Your task – Will you give every entry again exactly as it stands?

Entries from a dataset –
* * * *

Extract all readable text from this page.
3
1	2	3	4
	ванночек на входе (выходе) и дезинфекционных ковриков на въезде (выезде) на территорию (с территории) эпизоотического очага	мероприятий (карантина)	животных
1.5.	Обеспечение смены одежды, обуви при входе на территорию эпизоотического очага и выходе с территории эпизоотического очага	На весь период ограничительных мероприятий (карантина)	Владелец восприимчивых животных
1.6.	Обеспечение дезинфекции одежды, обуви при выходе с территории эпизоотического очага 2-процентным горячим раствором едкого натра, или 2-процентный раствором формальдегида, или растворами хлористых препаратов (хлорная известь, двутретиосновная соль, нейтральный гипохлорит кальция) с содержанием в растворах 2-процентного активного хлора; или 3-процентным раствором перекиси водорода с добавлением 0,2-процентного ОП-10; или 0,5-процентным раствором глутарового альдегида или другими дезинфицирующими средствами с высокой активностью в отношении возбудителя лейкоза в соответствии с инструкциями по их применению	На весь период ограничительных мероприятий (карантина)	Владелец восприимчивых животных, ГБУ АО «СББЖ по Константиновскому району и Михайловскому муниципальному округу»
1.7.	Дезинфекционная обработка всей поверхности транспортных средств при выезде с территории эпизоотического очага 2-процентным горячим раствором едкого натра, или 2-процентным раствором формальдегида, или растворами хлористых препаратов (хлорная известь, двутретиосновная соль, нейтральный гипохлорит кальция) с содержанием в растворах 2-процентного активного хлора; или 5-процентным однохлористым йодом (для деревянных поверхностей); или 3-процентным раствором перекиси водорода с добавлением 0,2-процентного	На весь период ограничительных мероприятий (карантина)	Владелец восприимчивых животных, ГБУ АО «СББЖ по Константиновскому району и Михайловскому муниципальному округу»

* * * *

Worked solution –
Extract all readable text from this page.
3
1	2	3	4
	ванночек на входе (выходе) и дезинфекционных ковриков на въезде (выезде) на территорию (с территории) эпизоотического очага	мероприятий (карантина)	животных
1.5.	Обеспечение смены одежды, обуви при входе на территорию эпизоотического очага и выходе с территории эпизоотического очага	На весь период ограничительных мероприятий (карантина)	Владелец восприимчивых животных
1.6.	Обеспечение дезинфекции одежды, обуви при выходе с территории эпизоотического очага 2-процентным горячим раствором едкого натра, или 2-процентный раствором формальдегида, или растворами хлористых препаратов (хлорная известь, двутретиосновная соль, нейтральный гипохлорит кальция) с содержанием в растворах 2-процентного активного хлора; или 3-процентным раствором перекиси водорода с добавлением 0,2-процентного ОП-10; или 0,5-процентным раствором глутарового альдегида или другими дезинфицирующими средствами с высокой активностью в отношении возбудителя лейкоза в соответствии с инструкциями по их применению	На весь период ограничительных мероприятий (карантина)	Владелец восприимчивых животных, ГБУ АО «СББЖ по Константиновскому району и Михайловскому муниципальному округу»
1.7.	Дезинфекционная обработка всей поверхности транспортных средств при выезде с территории эпизоотического очага 2-процентным горячим раствором едкого натра, или 2-процентным раствором формальдегида, или растворами хлористых препаратов (хлорная известь, двутретиосновная соль, нейтральный гипохлорит кальция) с содержанием в растворах 2-процентного активного хлора; или 5-процентным однохлористым йодом (для деревянных поверхностей); или 3-процентным раствором перекиси водорода с добавлением 0,2-процентного	На весь период ограничительных мероприятий (карантина)	Владелец восприимчивых животных, ГБУ АО «СББЖ по Константиновскому району и Михайловскому муниципальному округу»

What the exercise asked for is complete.